Could you write out every record below exactly, leaving out any pictures?

GIVEN DATA:
[Start]

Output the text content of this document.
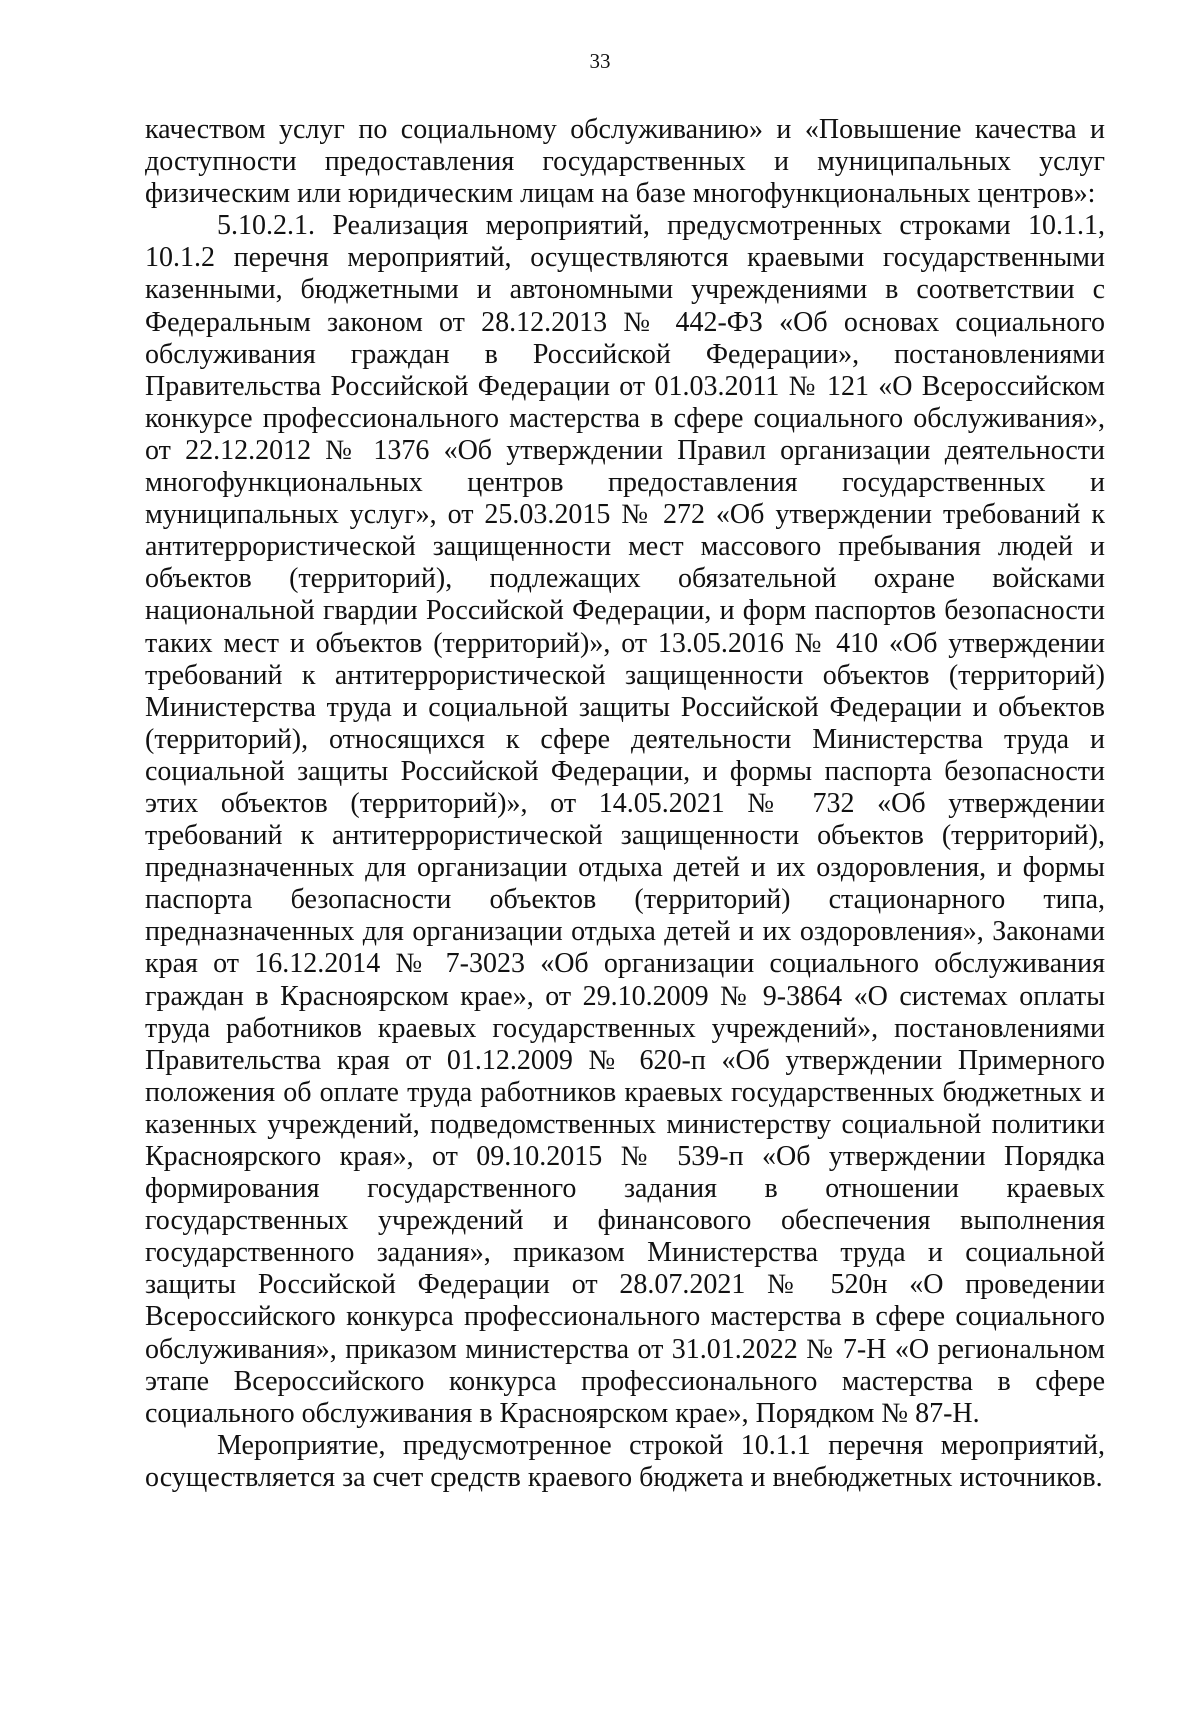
33

качеством услуг по социальному обслуживанию» и «Повышение качества и доступности предоставления государственных и муниципальных услуг физическим или юридическим лицам на базе многофункциональных центров»:

5.10.2.1. Реализация мероприятий, предусмотренных строками 10.1.1, 10.1.2 перечня мероприятий, осуществляются краевыми государственными казенными, бюджетными и автономными учреждениями в соответствии с Федеральным законом от 28.12.2013 № 442-ФЗ «Об основах социального обслуживания граждан в Российской Федерации», постановлениями Правительства Российской Федерации от 01.03.2011 № 121 «О Всероссийском конкурсе профессионального мастерства в сфере социального обслуживания», от 22.12.2012 № 1376 «Об утверждении Правил организации деятельности многофункциональных центров предоставления государственных и муниципальных услуг», от 25.03.2015 № 272 «Об утверждении требований к антитеррористической защищенности мест массового пребывания людей и объектов (территорий), подлежащих обязательной охране войсками национальной гвардии Российской Федерации, и форм паспортов безопасности таких мест и объектов (территорий)», от 13.05.2016 № 410 «Об утверждении требований к антитеррористической защищенности объектов (территорий) Министерства труда и социальной защиты Российской Федерации и объектов (территорий), относящихся к сфере деятельности Министерства труда и социальной защиты Российской Федерации, и формы паспорта безопасности этих объектов (территорий)», от 14.05.2021 № 732 «Об утверждении требований к антитеррористической защищенности объектов (территорий), предназначенных для организации отдыха детей и их оздоровления, и формы паспорта безопасности объектов (территорий) стационарного типа, предназначенных для организации отдыха детей и их оздоровления», Законами края от 16.12.2014 № 7-3023 «Об организации социального обслуживания граждан в Красноярском крае», от 29.10.2009 № 9-3864 «О системах оплаты труда работников краевых государственных учреждений», постановлениями Правительства края от 01.12.2009 № 620-п «Об утверждении Примерного положения об оплате труда работников краевых государственных бюджетных и казенных учреждений, подведомственных министерству социальной политики Красноярского края», от 09.10.2015 № 539-п «Об утверждении Порядка формирования государственного задания в отношении краевых государственных учреждений и финансового обеспечения выполнения государственного задания», приказом Министерства труда и социальной защиты Российской Федерации от 28.07.2021 № 520н «О проведении Всероссийского конкурса профессионального мастерства в сфере социального обслуживания», приказом министерства от 31.01.2022 № 7-Н «О региональном этапе Всероссийского конкурса профессионального мастерства в сфере социального обслуживания в Красноярском крае», Порядком № 87-Н.

Мероприятие, предусмотренное строкой 10.1.1 перечня мероприятий, осуществляется за счет средств краевого бюджета и внебюджетных источников.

[End]

EXPECTED OUTPUT:
Output the text content of this document.
33

качеством услуг по социальному обслуживанию» и «Повышение качества и доступности предоставления государственных и муниципальных услуг физическим или юридическим лицам на базе многофункциональных центров»:

5.10.2.1. Реализация мероприятий, предусмотренных строками 10.1.1, 10.1.2 перечня мероприятий, осуществляются краевыми государственными казенными, бюджетными и автономными учреждениями в соответствии с Федеральным законом от 28.12.2013 № 442-ФЗ «Об основах социального обслуживания граждан в Российской Федерации», постановлениями Правительства Российской Федерации от 01.03.2011 № 121 «О Всероссийском конкурсе профессионального мастерства в сфере социального обслуживания», от 22.12.2012 № 1376 «Об утверждении Правил организации деятельности многофункциональных центров предоставления государственных и муниципальных услуг», от 25.03.2015 № 272 «Об утверждении требований к антитеррористической защищенности мест массового пребывания людей и объектов (территорий), подлежащих обязательной охране войсками национальной гвардии Российской Федерации, и форм паспортов безопасности таких мест и объектов (территорий)», от 13.05.2016 № 410 «Об утверждении требований к антитеррористической защищенности объектов (территорий) Министерства труда и социальной защиты Российской Федерации и объектов (территорий), относящихся к сфере деятельности Министерства труда и социальной защиты Российской Федерации, и формы паспорта безопасности этих объектов (территорий)», от 14.05.2021 № 732 «Об утверждении требований к антитеррористической защищенности объектов (территорий), предназначенных для организации отдыха детей и их оздоровления, и формы паспорта безопасности объектов (территорий) стационарного типа, предназначенных для организации отдыха детей и их оздоровления», Законами края от 16.12.2014 № 7-3023 «Об организации социального обслуживания граждан в Красноярском крае», от 29.10.2009 № 9-3864 «О системах оплаты труда работников краевых государственных учреждений», постановлениями Правительства края от 01.12.2009 № 620-п «Об утверждении Примерного положения об оплате труда работников краевых государственных бюджетных и казенных учреждений, подведомственных министерству социальной политики Красноярского края», от 09.10.2015 № 539-п «Об утверждении Порядка формирования государственного задания в отношении краевых государственных учреждений и финансового обеспечения выполнения государственного задания», приказом Министерства труда и социальной защиты Российской Федерации от 28.07.2021 № 520н «О проведении Всероссийского конкурса профессионального мастерства в сфере социального обслуживания», приказом министерства от 31.01.2022 № 7-Н «О региональном этапе Всероссийского конкурса профессионального мастерства в сфере социального обслуживания в Красноярском крае», Порядком № 87-Н.

Мероприятие, предусмотренное строкой 10.1.1 перечня мероприятий, осуществляется за счет средств краевого бюджета и внебюджетных источников.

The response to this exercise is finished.